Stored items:
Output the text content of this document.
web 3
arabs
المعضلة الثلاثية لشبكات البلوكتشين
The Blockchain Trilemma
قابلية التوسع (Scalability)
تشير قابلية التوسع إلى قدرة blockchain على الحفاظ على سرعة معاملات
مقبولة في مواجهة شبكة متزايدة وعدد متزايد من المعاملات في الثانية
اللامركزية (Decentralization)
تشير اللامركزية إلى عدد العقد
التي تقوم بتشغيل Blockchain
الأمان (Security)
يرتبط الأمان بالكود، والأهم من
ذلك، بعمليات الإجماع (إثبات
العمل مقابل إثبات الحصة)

◆ What you have to do ◆
How many lines of the listing include the string "إثبات"? Answer with the number alone.

◆ Answer below ◆
2